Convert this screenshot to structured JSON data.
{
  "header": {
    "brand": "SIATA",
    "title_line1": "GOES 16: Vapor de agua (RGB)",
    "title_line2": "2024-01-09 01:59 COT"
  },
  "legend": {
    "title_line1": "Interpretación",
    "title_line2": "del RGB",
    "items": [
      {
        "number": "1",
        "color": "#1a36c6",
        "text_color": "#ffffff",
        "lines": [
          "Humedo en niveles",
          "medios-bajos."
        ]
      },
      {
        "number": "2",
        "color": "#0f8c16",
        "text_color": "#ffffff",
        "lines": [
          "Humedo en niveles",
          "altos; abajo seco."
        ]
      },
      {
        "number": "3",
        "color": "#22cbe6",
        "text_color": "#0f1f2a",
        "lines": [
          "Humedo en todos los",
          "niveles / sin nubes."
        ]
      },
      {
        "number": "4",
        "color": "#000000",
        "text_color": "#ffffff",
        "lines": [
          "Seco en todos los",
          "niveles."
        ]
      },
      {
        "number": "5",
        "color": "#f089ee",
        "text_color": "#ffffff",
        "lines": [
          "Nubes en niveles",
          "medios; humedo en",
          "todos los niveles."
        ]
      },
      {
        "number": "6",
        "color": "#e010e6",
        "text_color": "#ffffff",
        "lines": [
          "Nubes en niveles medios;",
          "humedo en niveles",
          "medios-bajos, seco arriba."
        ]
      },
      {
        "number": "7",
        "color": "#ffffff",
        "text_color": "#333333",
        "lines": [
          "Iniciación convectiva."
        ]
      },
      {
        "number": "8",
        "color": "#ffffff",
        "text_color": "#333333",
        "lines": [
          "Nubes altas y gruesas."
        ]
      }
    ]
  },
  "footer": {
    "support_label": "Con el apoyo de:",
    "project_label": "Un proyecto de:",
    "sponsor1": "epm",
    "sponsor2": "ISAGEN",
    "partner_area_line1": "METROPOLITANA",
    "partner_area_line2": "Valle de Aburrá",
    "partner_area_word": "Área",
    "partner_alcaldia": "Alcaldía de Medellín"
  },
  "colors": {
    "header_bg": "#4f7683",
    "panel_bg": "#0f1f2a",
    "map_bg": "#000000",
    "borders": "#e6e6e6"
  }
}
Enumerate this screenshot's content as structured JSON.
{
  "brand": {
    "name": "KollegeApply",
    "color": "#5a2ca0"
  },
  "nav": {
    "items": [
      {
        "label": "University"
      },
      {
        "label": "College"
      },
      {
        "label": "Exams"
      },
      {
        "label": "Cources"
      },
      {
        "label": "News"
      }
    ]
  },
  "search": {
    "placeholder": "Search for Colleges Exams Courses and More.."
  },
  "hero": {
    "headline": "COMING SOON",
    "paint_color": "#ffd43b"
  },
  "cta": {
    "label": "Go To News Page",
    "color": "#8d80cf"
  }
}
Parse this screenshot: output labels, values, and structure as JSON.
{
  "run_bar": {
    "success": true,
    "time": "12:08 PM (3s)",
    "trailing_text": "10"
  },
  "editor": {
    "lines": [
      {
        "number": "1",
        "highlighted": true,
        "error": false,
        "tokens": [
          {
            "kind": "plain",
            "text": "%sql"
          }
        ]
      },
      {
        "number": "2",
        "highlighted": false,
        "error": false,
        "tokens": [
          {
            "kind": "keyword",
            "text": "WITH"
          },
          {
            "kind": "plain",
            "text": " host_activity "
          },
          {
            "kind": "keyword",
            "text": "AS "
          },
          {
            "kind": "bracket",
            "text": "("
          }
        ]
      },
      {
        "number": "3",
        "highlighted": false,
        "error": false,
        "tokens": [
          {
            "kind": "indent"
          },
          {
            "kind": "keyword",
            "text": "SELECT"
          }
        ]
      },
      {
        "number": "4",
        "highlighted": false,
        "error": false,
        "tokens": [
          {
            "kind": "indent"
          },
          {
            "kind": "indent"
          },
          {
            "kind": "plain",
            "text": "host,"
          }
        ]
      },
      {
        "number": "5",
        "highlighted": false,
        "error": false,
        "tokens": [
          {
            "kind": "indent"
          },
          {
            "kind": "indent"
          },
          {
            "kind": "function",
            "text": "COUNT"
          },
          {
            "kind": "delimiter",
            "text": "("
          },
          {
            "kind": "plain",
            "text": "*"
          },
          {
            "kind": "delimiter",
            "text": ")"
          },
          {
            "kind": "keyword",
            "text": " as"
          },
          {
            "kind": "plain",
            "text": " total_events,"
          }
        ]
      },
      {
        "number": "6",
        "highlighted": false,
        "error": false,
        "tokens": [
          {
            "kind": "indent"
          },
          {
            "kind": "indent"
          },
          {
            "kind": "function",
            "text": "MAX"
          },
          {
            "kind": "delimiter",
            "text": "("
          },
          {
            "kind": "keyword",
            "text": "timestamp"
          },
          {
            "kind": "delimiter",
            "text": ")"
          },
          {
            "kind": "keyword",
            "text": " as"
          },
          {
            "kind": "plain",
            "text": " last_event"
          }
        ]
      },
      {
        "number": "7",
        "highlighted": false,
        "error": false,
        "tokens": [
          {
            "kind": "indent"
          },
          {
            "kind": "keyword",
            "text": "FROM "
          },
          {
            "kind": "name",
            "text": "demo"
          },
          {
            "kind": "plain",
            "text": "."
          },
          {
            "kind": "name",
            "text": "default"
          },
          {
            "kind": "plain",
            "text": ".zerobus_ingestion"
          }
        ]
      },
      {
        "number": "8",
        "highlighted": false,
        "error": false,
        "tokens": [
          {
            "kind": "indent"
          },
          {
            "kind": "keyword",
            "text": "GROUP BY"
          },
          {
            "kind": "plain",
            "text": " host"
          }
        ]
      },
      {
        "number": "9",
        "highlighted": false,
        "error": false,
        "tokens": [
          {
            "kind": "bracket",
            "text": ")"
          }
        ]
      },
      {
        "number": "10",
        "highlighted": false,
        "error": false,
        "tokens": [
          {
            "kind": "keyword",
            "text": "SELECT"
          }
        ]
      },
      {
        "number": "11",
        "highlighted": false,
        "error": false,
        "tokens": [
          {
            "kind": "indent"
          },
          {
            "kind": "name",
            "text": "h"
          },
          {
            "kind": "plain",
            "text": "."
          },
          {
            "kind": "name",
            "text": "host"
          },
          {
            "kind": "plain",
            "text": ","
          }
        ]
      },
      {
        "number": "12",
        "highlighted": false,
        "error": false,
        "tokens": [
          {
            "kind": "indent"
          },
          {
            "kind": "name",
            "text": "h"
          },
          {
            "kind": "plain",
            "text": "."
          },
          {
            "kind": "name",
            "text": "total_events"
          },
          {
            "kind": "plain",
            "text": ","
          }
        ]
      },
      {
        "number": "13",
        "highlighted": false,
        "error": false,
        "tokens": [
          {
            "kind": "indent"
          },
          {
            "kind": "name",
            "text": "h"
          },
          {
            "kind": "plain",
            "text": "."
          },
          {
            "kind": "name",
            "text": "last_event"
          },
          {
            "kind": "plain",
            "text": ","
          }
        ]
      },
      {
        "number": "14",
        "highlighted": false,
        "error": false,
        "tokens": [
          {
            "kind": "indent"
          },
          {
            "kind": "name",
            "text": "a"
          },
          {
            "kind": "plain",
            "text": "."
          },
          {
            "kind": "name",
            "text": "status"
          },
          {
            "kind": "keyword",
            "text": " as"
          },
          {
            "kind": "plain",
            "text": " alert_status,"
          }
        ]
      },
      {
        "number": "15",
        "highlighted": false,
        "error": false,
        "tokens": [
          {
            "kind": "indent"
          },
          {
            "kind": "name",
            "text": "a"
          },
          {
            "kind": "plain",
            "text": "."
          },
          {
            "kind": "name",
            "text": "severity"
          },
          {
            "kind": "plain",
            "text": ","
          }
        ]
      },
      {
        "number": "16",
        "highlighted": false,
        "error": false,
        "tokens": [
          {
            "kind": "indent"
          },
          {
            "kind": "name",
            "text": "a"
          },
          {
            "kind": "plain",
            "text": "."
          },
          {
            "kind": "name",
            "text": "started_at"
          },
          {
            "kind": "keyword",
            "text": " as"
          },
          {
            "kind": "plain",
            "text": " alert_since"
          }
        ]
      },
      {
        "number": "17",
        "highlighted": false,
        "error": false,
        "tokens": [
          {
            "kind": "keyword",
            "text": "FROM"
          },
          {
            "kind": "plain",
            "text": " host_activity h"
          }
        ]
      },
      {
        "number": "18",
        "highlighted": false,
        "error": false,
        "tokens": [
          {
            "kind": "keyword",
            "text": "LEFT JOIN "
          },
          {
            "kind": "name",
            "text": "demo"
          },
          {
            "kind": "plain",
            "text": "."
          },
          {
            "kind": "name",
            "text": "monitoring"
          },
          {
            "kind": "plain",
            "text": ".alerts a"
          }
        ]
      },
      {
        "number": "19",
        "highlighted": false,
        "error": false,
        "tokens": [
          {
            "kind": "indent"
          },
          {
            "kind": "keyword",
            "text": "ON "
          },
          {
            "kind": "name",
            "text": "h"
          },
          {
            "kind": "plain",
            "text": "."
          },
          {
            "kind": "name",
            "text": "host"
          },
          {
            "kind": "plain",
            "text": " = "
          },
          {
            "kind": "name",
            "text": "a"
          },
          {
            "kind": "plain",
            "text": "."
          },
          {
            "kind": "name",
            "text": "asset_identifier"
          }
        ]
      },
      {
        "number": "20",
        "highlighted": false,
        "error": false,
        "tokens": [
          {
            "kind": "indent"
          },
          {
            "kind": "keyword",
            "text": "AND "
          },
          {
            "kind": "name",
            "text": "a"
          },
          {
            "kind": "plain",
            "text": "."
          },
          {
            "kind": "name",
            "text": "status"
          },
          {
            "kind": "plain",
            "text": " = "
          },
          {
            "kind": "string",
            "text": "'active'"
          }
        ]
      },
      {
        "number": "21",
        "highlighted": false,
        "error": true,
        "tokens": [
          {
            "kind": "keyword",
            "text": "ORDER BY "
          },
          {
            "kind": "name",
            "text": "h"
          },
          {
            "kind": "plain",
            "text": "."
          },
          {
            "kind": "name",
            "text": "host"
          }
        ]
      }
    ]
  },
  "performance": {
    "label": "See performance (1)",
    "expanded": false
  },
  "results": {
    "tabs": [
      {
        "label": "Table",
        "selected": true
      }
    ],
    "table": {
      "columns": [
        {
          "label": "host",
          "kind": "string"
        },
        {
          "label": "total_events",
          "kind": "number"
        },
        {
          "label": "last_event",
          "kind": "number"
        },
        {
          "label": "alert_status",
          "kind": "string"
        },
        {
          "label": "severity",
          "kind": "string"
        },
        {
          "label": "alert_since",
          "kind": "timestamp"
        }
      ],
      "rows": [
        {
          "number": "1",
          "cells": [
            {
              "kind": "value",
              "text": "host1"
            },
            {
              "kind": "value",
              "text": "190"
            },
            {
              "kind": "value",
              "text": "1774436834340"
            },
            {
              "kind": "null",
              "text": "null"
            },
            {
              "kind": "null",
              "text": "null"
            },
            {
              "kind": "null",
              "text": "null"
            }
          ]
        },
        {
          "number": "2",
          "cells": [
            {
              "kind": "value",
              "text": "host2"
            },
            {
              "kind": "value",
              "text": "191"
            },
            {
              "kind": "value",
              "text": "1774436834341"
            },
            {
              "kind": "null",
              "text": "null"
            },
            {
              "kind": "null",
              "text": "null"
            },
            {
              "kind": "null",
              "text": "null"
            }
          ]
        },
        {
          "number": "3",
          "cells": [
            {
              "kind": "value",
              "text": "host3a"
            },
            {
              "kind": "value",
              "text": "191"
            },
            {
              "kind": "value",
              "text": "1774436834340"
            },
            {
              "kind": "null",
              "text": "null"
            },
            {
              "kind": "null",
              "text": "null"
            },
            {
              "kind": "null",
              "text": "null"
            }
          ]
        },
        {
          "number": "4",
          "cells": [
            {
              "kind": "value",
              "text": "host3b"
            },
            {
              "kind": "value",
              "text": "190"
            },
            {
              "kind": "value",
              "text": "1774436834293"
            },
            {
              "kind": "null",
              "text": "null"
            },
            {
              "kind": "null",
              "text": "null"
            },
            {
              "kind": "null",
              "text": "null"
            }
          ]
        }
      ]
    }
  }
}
+---+
**Exercise**
Locate each line with the word "structured" and copy it.

**Written solution**
Convert this screenshot to structured JSON data.
Enumerate this screenshot's content as structured JSON.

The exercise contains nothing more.